• [WHAT YOU ARE ASKED TO DO]
Could you quote, exactly as they stand, the lines running from the one with "Transcribe the text in this document." to the final line of the material?

--- DATA EXTRACT ---

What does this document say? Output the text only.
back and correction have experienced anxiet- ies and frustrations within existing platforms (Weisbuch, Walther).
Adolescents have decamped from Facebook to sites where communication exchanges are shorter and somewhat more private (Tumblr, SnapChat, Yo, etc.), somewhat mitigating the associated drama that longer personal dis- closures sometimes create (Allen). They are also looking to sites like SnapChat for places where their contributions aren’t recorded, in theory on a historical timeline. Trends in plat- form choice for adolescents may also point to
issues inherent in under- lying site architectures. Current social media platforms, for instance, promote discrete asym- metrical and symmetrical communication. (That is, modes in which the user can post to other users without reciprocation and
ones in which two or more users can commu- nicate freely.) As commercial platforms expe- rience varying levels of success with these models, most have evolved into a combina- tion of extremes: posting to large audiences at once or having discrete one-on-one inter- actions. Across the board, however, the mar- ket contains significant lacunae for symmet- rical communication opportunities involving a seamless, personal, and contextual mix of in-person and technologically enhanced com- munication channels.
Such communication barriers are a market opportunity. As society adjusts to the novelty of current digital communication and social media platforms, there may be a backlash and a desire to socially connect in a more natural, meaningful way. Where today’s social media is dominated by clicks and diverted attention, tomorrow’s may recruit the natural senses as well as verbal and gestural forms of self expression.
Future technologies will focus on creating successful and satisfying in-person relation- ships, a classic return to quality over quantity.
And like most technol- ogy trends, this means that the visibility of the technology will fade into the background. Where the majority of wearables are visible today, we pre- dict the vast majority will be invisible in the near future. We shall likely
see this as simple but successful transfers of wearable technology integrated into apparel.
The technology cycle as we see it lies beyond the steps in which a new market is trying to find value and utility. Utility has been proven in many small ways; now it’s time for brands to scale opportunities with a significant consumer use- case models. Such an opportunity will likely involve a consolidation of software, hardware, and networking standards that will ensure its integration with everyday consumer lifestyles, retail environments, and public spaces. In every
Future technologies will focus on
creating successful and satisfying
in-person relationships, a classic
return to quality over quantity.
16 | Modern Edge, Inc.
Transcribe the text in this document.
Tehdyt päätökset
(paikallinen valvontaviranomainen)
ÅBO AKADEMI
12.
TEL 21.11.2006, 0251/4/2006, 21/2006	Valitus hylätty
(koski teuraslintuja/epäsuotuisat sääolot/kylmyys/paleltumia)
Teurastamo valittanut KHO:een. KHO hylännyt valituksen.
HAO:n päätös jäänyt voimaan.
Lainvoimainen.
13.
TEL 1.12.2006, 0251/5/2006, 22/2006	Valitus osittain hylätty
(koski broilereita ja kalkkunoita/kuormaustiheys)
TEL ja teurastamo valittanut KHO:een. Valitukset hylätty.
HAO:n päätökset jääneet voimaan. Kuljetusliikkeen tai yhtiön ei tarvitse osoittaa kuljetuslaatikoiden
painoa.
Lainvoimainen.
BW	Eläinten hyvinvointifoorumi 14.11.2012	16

---

• [ANSWER TO THE EXERCISE]
Transcribe the text in this document.
Tehdyt päätökset
(paikallinen valvontaviranomainen)
ÅBO AKADEMI
12.
TEL 21.11.2006, 0251/4/2006, 21/2006	Valitus hylätty
(koski teuraslintuja/epäsuotuisat sääolot/kylmyys/paleltumia)
Teurastamo valittanut KHO:een. KHO hylännyt valituksen.
HAO:n päätös jäänyt voimaan.
Lainvoimainen.
13.
TEL 1.12.2006, 0251/5/2006, 22/2006	Valitus osittain hylätty
(koski broilereita ja kalkkunoita/kuormaustiheys)
TEL ja teurastamo valittanut KHO:een. Valitukset hylätty.
HAO:n päätökset jääneet voimaan. Kuljetusliikkeen tai yhtiön ei tarvitse osoittaa kuljetuslaatikoiden
painoa.
Lainvoimainen.
BW	Eläinten hyvinvointifoorumi 14.11.2012	16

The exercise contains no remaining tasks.